[YOUR TASK] Every entry below should be transcribed exactly; pictures stay out of the copy.

--- start ---

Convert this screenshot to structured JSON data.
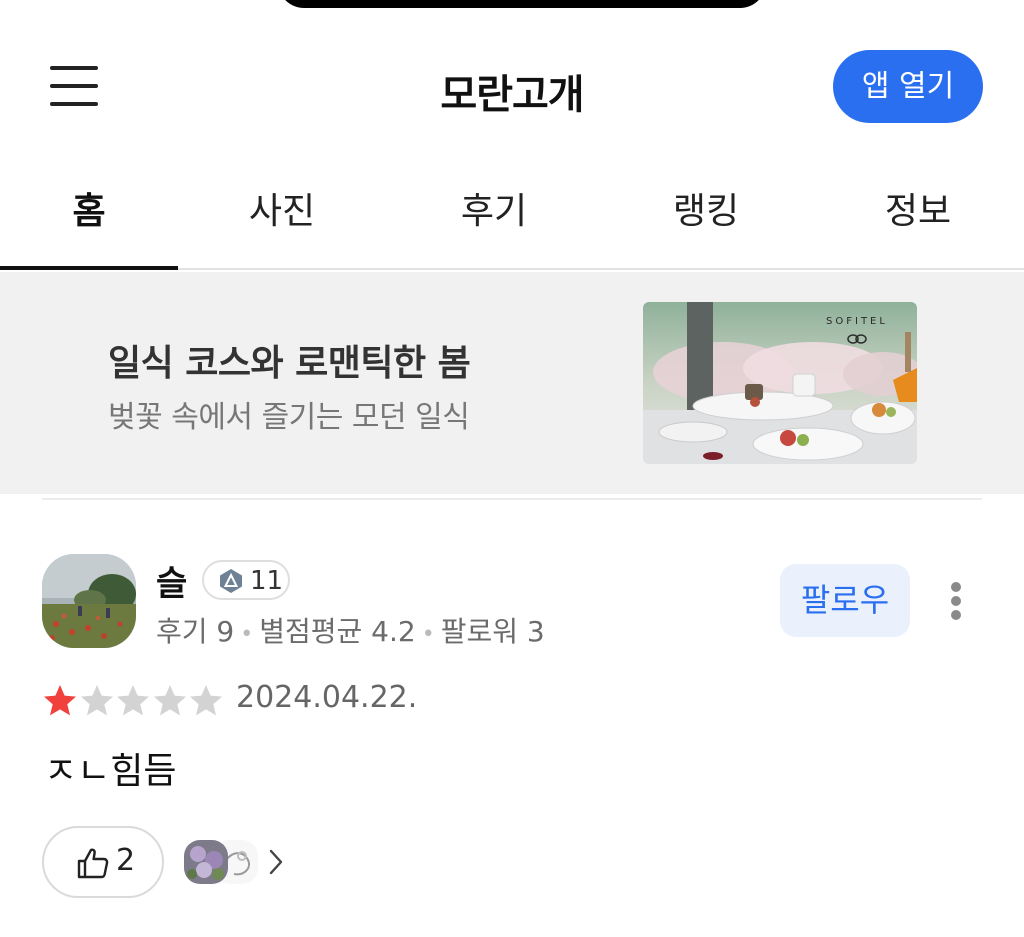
{
  "header": {
    "title": "모란고개",
    "open_app_label": "앱 열기"
  },
  "tabs": [
    {
      "label": "홈",
      "active": true
    },
    {
      "label": "사진",
      "active": false
    },
    {
      "label": "후기",
      "active": false
    },
    {
      "label": "랭킹",
      "active": false
    },
    {
      "label": "정보",
      "active": false
    }
  ],
  "banner": {
    "title": "일식 코스와 로맨틱한 봄",
    "subtitle": "벚꽃 속에서 즐기는 모던 일식",
    "image_brand": "SOFITEL"
  },
  "review": {
    "user_name": "슬",
    "level": "11",
    "stats": {
      "reviews": "후기 9",
      "avg_rating": "별점평균 4.2",
      "followers": "팔로워 3"
    },
    "follow_label": "팔로우",
    "rating": 1,
    "rating_max": 5,
    "date": "2024.04.22.",
    "text": "ㅈㄴ힘듬",
    "likes": "2"
  },
  "colors": {
    "accent": "#2a6ff0",
    "follow_bg": "#eaf1fd",
    "star_filled": "#f0413c",
    "star_empty": "#d3d3d3",
    "banner_bg": "#f1f1f1"
  },
  "icons": {
    "menu": "hamburger-icon",
    "level": "triangle-badge-icon",
    "more": "vertical-dots-icon",
    "like": "thumbs-up-icon",
    "chevron": "chevron-right-icon"
  }
}
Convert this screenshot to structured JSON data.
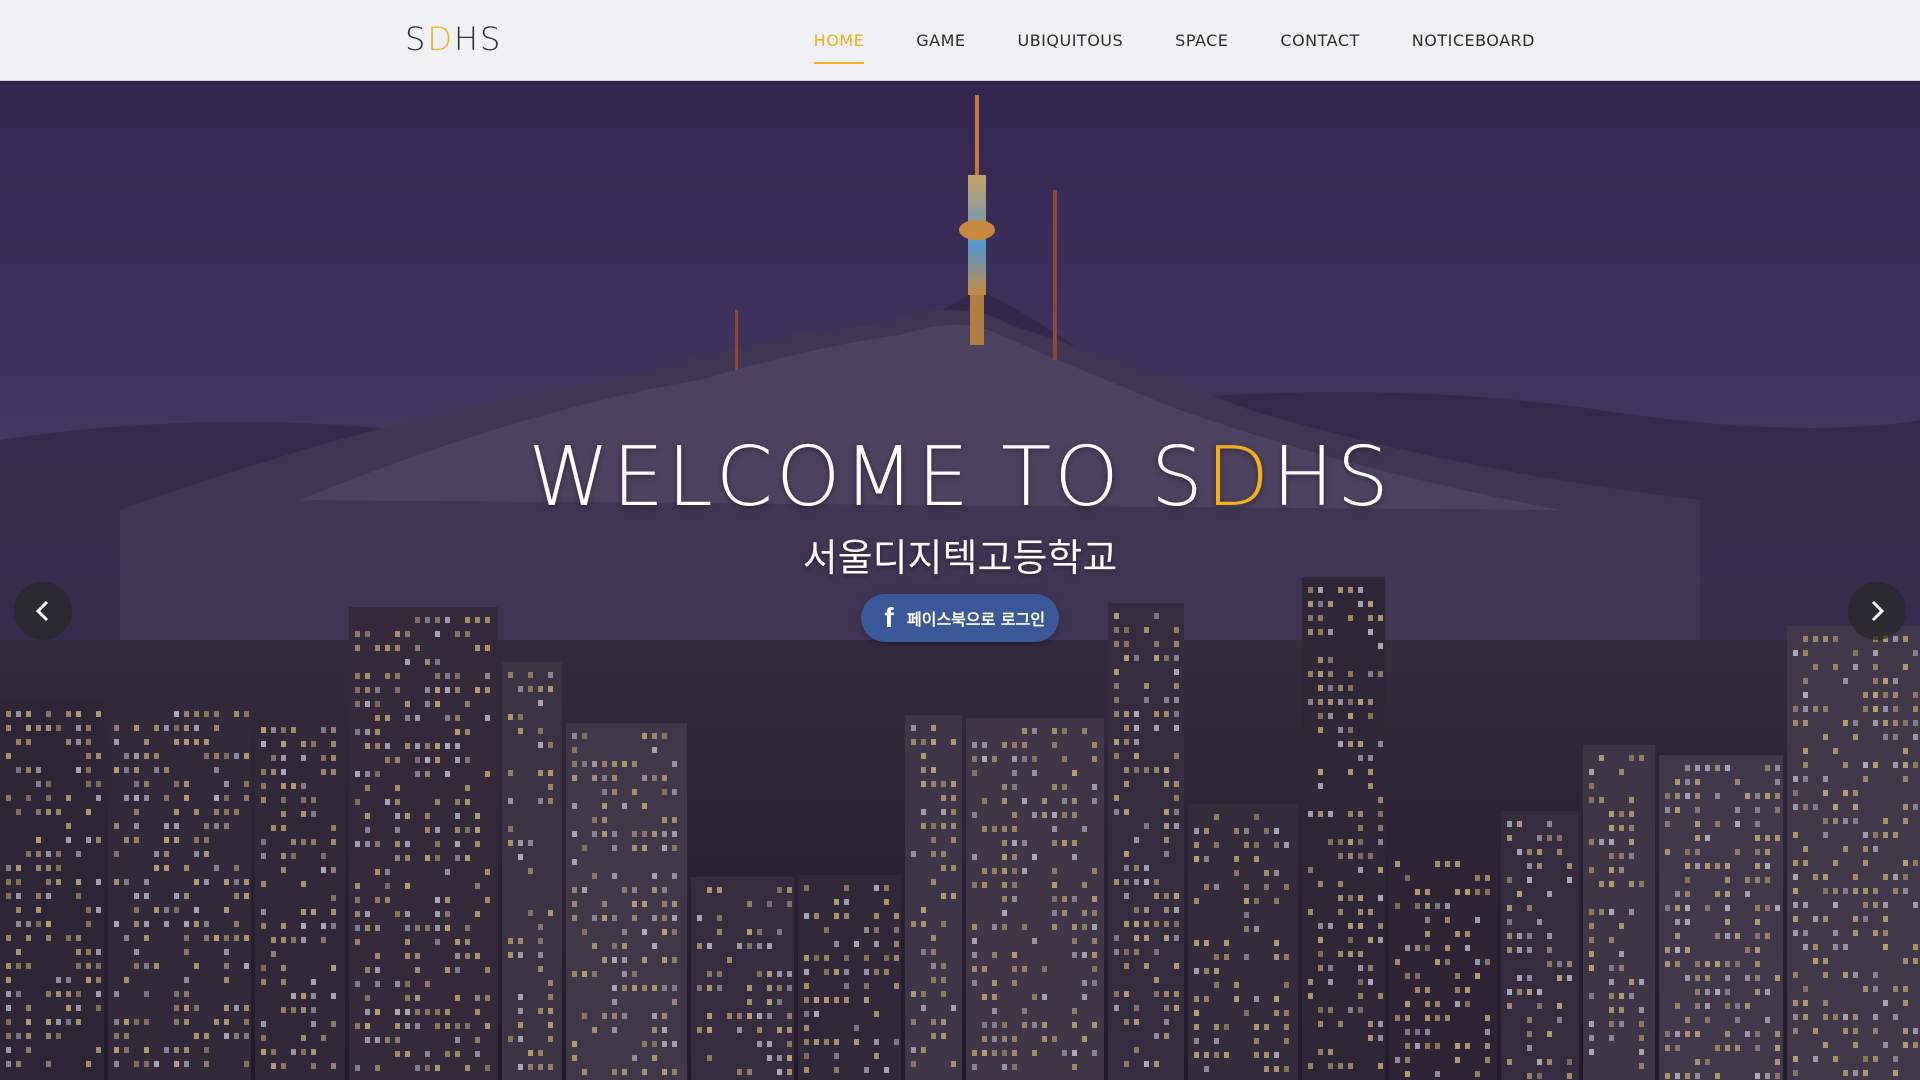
{
  "brand": {
    "logo_prefix": "S",
    "logo_accent": "D",
    "logo_suffix": "HS"
  },
  "nav": {
    "items": [
      {
        "label": "HOME",
        "active": true
      },
      {
        "label": "GAME",
        "active": false
      },
      {
        "label": "UBIQUITOUS",
        "active": false
      },
      {
        "label": "SPACE",
        "active": false
      },
      {
        "label": "CONTACT",
        "active": false
      },
      {
        "label": "NOTICEBOARD",
        "active": false
      }
    ]
  },
  "hero": {
    "title_prefix": "WELCOME TO S",
    "title_accent": "D",
    "title_suffix": "HS",
    "subtitle": "서울디지텍고등학교",
    "facebook_button": {
      "icon": "f",
      "label": "페이스북으로 로그인"
    },
    "prev_icon": "‹",
    "next_icon": "›"
  },
  "colors": {
    "accent": "#f2b01e",
    "facebook": "#3b5998",
    "navbar_bg": "#f1f1f3"
  }
}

--- end ---

[TASK RESULT]
Convert this screenshot to structured JSON data.
{
  "header": {
    "title": "모란고개",
    "open_app_label": "앱 열기"
  },
  "tabs": [
    {
      "label": "홈",
      "active": true
    },
    {
      "label": "사진",
      "active": false
    },
    {
      "label": "후기",
      "active": false
    },
    {
      "label": "랭킹",
      "active": false
    },
    {
      "label": "정보",
      "active": false
    }
  ],
  "banner": {
    "title": "일식 코스와 로맨틱한 봄",
    "subtitle": "벚꽃 속에서 즐기는 모던 일식",
    "image_brand": "SOFITEL"
  },
  "review": {
    "user_name": "슬",
    "level": "11",
    "stats": {
      "reviews": "후기 9",
      "avg_rating": "별점평균 4.2",
      "followers": "팔로워 3"
    },
    "follow_label": "팔로우",
    "rating": 1,
    "rating_max": 5,
    "date": "2024.04.22.",
    "text": "ㅈㄴ힘듬",
    "likes": "2"
  },
  "colors": {
    "accent": "#2a6ff0",
    "follow_bg": "#eaf1fd",
    "star_filled": "#f0413c",
    "star_empty": "#d3d3d3",
    "banner_bg": "#f1f1f1"
  },
  "icons": {
    "menu": "hamburger-icon",
    "level": "triangle-badge-icon",
    "more": "vertical-dots-icon",
    "like": "thumbs-up-icon",
    "chevron": "chevron-right-icon"
  }
}
Convert this screenshot to structured JSON data.
{
  "brand": {
    "logo_prefix": "S",
    "logo_accent": "D",
    "logo_suffix": "HS"
  },
  "nav": {
    "items": [
      {
        "label": "HOME",
        "active": true
      },
      {
        "label": "GAME",
        "active": false
      },
      {
        "label": "UBIQUITOUS",
        "active": false
      },
      {
        "label": "SPACE",
        "active": false
      },
      {
        "label": "CONTACT",
        "active": false
      },
      {
        "label": "NOTICEBOARD",
        "active": false
      }
    ]
  },
  "hero": {
    "title_prefix": "WELCOME TO S",
    "title_accent": "D",
    "title_suffix": "HS",
    "subtitle": "서울디지텍고등학교",
    "facebook_button": {
      "icon": "f",
      "label": "페이스북으로 로그인"
    },
    "prev_icon": "‹",
    "next_icon": "›"
  },
  "colors": {
    "accent": "#f2b01e",
    "facebook": "#3b5998",
    "navbar_bg": "#f1f1f3"
  }
}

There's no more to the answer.